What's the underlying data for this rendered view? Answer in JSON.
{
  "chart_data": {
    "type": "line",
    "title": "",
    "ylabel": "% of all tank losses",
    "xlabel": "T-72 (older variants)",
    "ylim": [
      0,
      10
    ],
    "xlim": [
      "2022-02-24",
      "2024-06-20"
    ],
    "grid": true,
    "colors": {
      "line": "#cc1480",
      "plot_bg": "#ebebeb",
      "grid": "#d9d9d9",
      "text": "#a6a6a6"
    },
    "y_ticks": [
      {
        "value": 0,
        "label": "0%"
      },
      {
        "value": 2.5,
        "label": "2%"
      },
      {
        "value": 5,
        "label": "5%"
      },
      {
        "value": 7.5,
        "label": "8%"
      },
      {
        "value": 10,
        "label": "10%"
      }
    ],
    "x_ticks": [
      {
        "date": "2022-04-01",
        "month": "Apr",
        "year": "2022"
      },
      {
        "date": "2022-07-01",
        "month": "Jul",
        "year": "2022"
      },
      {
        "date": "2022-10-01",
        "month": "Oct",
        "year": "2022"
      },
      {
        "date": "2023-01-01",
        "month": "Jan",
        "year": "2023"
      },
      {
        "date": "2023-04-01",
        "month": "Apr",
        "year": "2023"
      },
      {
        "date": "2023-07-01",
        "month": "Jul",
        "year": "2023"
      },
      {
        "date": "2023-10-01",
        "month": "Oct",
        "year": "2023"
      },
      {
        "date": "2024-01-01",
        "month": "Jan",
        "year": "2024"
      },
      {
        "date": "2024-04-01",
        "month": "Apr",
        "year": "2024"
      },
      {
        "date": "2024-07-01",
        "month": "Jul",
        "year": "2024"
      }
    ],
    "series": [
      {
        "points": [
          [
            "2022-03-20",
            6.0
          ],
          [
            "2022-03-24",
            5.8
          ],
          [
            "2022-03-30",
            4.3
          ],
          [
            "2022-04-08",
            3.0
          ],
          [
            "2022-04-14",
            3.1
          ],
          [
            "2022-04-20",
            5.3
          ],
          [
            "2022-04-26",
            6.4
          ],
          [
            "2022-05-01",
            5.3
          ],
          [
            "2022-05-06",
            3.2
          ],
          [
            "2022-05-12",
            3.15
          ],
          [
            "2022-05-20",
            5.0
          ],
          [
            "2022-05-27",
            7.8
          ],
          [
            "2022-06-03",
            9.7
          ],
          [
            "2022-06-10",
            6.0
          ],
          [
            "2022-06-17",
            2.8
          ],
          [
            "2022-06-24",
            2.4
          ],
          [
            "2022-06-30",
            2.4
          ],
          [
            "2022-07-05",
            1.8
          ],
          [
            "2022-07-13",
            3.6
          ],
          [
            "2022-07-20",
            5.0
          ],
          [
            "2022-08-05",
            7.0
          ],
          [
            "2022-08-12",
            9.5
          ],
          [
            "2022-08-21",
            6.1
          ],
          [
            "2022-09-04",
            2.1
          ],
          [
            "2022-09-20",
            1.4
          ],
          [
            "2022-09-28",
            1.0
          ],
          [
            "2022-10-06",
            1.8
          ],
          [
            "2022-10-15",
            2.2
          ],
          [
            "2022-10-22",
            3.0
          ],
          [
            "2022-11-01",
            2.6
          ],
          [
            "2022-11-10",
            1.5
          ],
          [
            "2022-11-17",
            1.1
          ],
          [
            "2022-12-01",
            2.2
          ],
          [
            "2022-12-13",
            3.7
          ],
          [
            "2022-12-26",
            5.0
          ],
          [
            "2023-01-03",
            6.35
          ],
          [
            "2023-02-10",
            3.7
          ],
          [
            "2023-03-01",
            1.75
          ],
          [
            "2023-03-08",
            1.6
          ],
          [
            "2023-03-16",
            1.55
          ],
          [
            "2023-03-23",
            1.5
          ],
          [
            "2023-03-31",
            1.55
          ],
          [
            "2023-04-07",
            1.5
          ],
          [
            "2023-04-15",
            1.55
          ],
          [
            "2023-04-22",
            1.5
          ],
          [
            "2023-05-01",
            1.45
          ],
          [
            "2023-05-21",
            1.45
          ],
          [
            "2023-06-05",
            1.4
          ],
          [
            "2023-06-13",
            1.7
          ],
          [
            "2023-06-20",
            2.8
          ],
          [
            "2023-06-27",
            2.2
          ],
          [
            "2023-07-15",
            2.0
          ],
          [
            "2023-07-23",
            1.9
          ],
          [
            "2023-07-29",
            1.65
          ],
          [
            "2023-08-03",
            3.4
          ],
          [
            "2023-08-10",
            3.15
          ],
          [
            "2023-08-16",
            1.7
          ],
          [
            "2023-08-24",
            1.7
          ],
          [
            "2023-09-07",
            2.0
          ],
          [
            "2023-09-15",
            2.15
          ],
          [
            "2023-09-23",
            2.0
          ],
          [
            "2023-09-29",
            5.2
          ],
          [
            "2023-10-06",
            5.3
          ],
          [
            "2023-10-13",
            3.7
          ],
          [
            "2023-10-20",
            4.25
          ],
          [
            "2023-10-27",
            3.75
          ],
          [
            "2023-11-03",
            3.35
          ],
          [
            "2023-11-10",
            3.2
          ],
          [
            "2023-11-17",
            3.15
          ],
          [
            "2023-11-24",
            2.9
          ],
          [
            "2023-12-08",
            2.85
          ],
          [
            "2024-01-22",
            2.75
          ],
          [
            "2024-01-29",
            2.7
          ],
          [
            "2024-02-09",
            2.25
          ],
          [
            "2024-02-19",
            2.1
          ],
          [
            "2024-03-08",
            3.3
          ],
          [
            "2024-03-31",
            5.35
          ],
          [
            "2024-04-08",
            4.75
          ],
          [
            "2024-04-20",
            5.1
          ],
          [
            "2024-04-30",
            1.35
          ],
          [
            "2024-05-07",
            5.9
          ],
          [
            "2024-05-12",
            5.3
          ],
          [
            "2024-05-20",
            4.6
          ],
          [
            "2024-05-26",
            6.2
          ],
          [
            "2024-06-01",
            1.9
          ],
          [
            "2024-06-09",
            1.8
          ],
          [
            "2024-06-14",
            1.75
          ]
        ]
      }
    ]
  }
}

Work required →
Extract the full listing and reproduce each line exactly.

Exercise answer →
What's the underlying data for this rendered view? Answer in JSON.
{
  "chart_data": {
    "type": "line",
    "title": "",
    "ylabel": "% of all tank losses",
    "xlabel": "T-72 (older variants)",
    "ylim": [
      0,
      10
    ],
    "xlim": [
      "2022-02-24",
      "2024-06-20"
    ],
    "grid": true,
    "colors": {
      "line": "#cc1480",
      "plot_bg": "#ebebeb",
      "grid": "#d9d9d9",
      "text": "#a6a6a6"
    },
    "y_ticks": [
      {
        "value": 0,
        "label": "0%"
      },
      {
        "value": 2.5,
        "label": "2%"
      },
      {
        "value": 5,
        "label": "5%"
      },
      {
        "value": 7.5,
        "label": "8%"
      },
      {
        "value": 10,
        "label": "10%"
      }
    ],
    "x_ticks": [
      {
        "date": "2022-04-01",
        "month": "Apr",
        "year": "2022"
      },
      {
        "date": "2022-07-01",
        "month": "Jul",
        "year": "2022"
      },
      {
        "date": "2022-10-01",
        "month": "Oct",
        "year": "2022"
      },
      {
        "date": "2023-01-01",
        "month": "Jan",
        "year": "2023"
      },
      {
        "date": "2023-04-01",
        "month": "Apr",
        "year": "2023"
      },
      {
        "date": "2023-07-01",
        "month": "Jul",
        "year": "2023"
      },
      {
        "date": "2023-10-01",
        "month": "Oct",
        "year": "2023"
      },
      {
        "date": "2024-01-01",
        "month": "Jan",
        "year": "2024"
      },
      {
        "date": "2024-04-01",
        "month": "Apr",
        "year": "2024"
      },
      {
        "date": "2024-07-01",
        "month": "Jul",
        "year": "2024"
      }
    ],
    "series": [
      {
        "points": [
          [
            "2022-03-20",
            6.0
          ],
          [
            "2022-03-24",
            5.8
          ],
          [
            "2022-03-30",
            4.3
          ],
          [
            "2022-04-08",
            3.0
          ],
          [
            "2022-04-14",
            3.1
          ],
          [
            "2022-04-20",
            5.3
          ],
          [
            "2022-04-26",
            6.4
          ],
          [
            "2022-05-01",
            5.3
          ],
          [
            "2022-05-06",
            3.2
          ],
          [
            "2022-05-12",
            3.15
          ],
          [
            "2022-05-20",
            5.0
          ],
          [
            "2022-05-27",
            7.8
          ],
          [
            "2022-06-03",
            9.7
          ],
          [
            "2022-06-10",
            6.0
          ],
          [
            "2022-06-17",
            2.8
          ],
          [
            "2022-06-24",
            2.4
          ],
          [
            "2022-06-30",
            2.4
          ],
          [
            "2022-07-05",
            1.8
          ],
          [
            "2022-07-13",
            3.6
          ],
          [
            "2022-07-20",
            5.0
          ],
          [
            "2022-08-05",
            7.0
          ],
          [
            "2022-08-12",
            9.5
          ],
          [
            "2022-08-21",
            6.1
          ],
          [
            "2022-09-04",
            2.1
          ],
          [
            "2022-09-20",
            1.4
          ],
          [
            "2022-09-28",
            1.0
          ],
          [
            "2022-10-06",
            1.8
          ],
          [
            "2022-10-15",
            2.2
          ],
          [
            "2022-10-22",
            3.0
          ],
          [
            "2022-11-01",
            2.6
          ],
          [
            "2022-11-10",
            1.5
          ],
          [
            "2022-11-17",
            1.1
          ],
          [
            "2022-12-01",
            2.2
          ],
          [
            "2022-12-13",
            3.7
          ],
          [
            "2022-12-26",
            5.0
          ],
          [
            "2023-01-03",
            6.35
          ],
          [
            "2023-02-10",
            3.7
          ],
          [
            "2023-03-01",
            1.75
          ],
          [
            "2023-03-08",
            1.6
          ],
          [
            "2023-03-16",
            1.55
          ],
          [
            "2023-03-23",
            1.5
          ],
          [
            "2023-03-31",
            1.55
          ],
          [
            "2023-04-07",
            1.5
          ],
          [
            "2023-04-15",
            1.55
          ],
          [
            "2023-04-22",
            1.5
          ],
          [
            "2023-05-01",
            1.45
          ],
          [
            "2023-05-21",
            1.45
          ],
          [
            "2023-06-05",
            1.4
          ],
          [
            "2023-06-13",
            1.7
          ],
          [
            "2023-06-20",
            2.8
          ],
          [
            "2023-06-27",
            2.2
          ],
          [
            "2023-07-15",
            2.0
          ],
          [
            "2023-07-23",
            1.9
          ],
          [
            "2023-07-29",
            1.65
          ],
          [
            "2023-08-03",
            3.4
          ],
          [
            "2023-08-10",
            3.15
          ],
          [
            "2023-08-16",
            1.7
          ],
          [
            "2023-08-24",
            1.7
          ],
          [
            "2023-09-07",
            2.0
          ],
          [
            "2023-09-15",
            2.15
          ],
          [
            "2023-09-23",
            2.0
          ],
          [
            "2023-09-29",
            5.2
          ],
          [
            "2023-10-06",
            5.3
          ],
          [
            "2023-10-13",
            3.7
          ],
          [
            "2023-10-20",
            4.25
          ],
          [
            "2023-10-27",
            3.75
          ],
          [
            "2023-11-03",
            3.35
          ],
          [
            "2023-11-10",
            3.2
          ],
          [
            "2023-11-17",
            3.15
          ],
          [
            "2023-11-24",
            2.9
          ],
          [
            "2023-12-08",
            2.85
          ],
          [
            "2024-01-22",
            2.75
          ],
          [
            "2024-01-29",
            2.7
          ],
          [
            "2024-02-09",
            2.25
          ],
          [
            "2024-02-19",
            2.1
          ],
          [
            "2024-03-08",
            3.3
          ],
          [
            "2024-03-31",
            5.35
          ],
          [
            "2024-04-08",
            4.75
          ],
          [
            "2024-04-20",
            5.1
          ],
          [
            "2024-04-30",
            1.35
          ],
          [
            "2024-05-07",
            5.9
          ],
          [
            "2024-05-12",
            5.3
          ],
          [
            "2024-05-20",
            4.6
          ],
          [
            "2024-05-26",
            6.2
          ],
          [
            "2024-06-01",
            1.9
          ],
          [
            "2024-06-09",
            1.8
          ],
          [
            "2024-06-14",
            1.75
          ]
        ]
      }
    ]
  }
}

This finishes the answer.